■ Provided entries:
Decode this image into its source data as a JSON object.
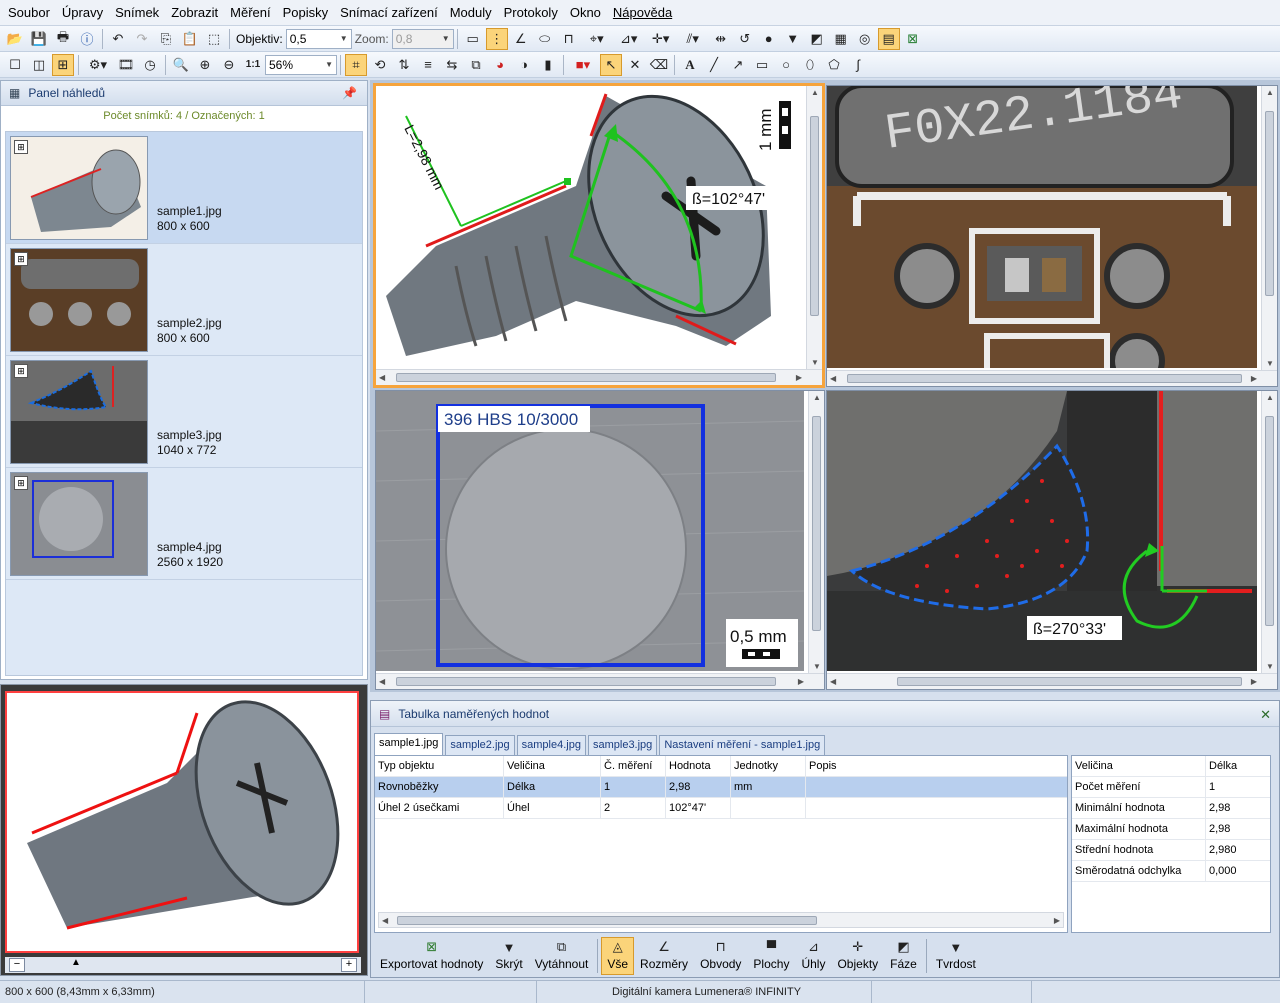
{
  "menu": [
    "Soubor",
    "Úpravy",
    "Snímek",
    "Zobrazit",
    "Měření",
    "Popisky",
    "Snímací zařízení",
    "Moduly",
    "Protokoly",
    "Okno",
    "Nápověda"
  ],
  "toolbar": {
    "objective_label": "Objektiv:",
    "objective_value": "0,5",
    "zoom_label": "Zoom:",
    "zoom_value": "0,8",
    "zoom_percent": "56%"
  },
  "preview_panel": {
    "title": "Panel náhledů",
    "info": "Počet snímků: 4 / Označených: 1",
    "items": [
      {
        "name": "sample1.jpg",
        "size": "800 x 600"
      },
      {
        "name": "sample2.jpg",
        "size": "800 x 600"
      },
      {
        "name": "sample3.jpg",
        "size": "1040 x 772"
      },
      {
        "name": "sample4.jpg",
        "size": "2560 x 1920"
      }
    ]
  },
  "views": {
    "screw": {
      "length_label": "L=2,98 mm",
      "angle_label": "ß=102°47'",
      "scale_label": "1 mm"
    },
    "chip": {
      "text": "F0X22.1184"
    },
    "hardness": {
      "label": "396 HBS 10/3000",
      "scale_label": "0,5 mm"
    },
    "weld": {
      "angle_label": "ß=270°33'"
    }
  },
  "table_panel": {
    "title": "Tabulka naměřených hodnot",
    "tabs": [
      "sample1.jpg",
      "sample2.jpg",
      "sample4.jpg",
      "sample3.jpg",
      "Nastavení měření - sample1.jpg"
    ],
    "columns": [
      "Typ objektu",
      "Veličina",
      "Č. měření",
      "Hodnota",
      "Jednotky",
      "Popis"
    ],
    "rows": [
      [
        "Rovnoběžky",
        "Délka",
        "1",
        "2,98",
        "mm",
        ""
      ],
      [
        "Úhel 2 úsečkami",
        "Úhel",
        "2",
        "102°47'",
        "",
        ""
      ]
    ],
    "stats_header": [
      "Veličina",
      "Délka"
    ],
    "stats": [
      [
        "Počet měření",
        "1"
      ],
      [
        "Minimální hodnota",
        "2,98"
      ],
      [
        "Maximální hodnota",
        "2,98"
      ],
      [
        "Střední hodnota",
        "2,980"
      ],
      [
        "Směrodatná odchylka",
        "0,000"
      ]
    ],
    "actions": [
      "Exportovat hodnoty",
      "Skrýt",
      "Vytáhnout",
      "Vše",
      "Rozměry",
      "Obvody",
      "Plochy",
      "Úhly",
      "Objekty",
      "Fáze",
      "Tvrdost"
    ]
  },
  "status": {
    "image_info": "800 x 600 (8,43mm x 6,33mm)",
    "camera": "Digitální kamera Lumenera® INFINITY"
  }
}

■ What is being asked:
Without the pictures, repeat the listing above exactly.

■ Reply to the exercise:
Decode this image into its source data as a JSON object.
{
  "menu": [
    "Soubor",
    "Úpravy",
    "Snímek",
    "Zobrazit",
    "Měření",
    "Popisky",
    "Snímací zařízení",
    "Moduly",
    "Protokoly",
    "Okno",
    "Nápověda"
  ],
  "toolbar": {
    "objective_label": "Objektiv:",
    "objective_value": "0,5",
    "zoom_label": "Zoom:",
    "zoom_value": "0,8",
    "zoom_percent": "56%"
  },
  "preview_panel": {
    "title": "Panel náhledů",
    "info": "Počet snímků: 4 / Označených: 1",
    "items": [
      {
        "name": "sample1.jpg",
        "size": "800 x 600"
      },
      {
        "name": "sample2.jpg",
        "size": "800 x 600"
      },
      {
        "name": "sample3.jpg",
        "size": "1040 x 772"
      },
      {
        "name": "sample4.jpg",
        "size": "2560 x 1920"
      }
    ]
  },
  "views": {
    "screw": {
      "length_label": "L=2,98 mm",
      "angle_label": "ß=102°47'",
      "scale_label": "1 mm"
    },
    "chip": {
      "text": "F0X22.1184"
    },
    "hardness": {
      "label": "396 HBS 10/3000",
      "scale_label": "0,5 mm"
    },
    "weld": {
      "angle_label": "ß=270°33'"
    }
  },
  "table_panel": {
    "title": "Tabulka naměřených hodnot",
    "tabs": [
      "sample1.jpg",
      "sample2.jpg",
      "sample4.jpg",
      "sample3.jpg",
      "Nastavení měření - sample1.jpg"
    ],
    "columns": [
      "Typ objektu",
      "Veličina",
      "Č. měření",
      "Hodnota",
      "Jednotky",
      "Popis"
    ],
    "rows": [
      [
        "Rovnoběžky",
        "Délka",
        "1",
        "2,98",
        "mm",
        ""
      ],
      [
        "Úhel 2 úsečkami",
        "Úhel",
        "2",
        "102°47'",
        "",
        ""
      ]
    ],
    "stats_header": [
      "Veličina",
      "Délka"
    ],
    "stats": [
      [
        "Počet měření",
        "1"
      ],
      [
        "Minimální hodnota",
        "2,98"
      ],
      [
        "Maximální hodnota",
        "2,98"
      ],
      [
        "Střední hodnota",
        "2,980"
      ],
      [
        "Směrodatná odchylka",
        "0,000"
      ]
    ],
    "actions": [
      "Exportovat hodnoty",
      "Skrýt",
      "Vytáhnout",
      "Vše",
      "Rozměry",
      "Obvody",
      "Plochy",
      "Úhly",
      "Objekty",
      "Fáze",
      "Tvrdost"
    ]
  },
  "status": {
    "image_info": "800 x 600 (8,43mm x 6,33mm)",
    "camera": "Digitální kamera Lumenera® INFINITY"
  }
}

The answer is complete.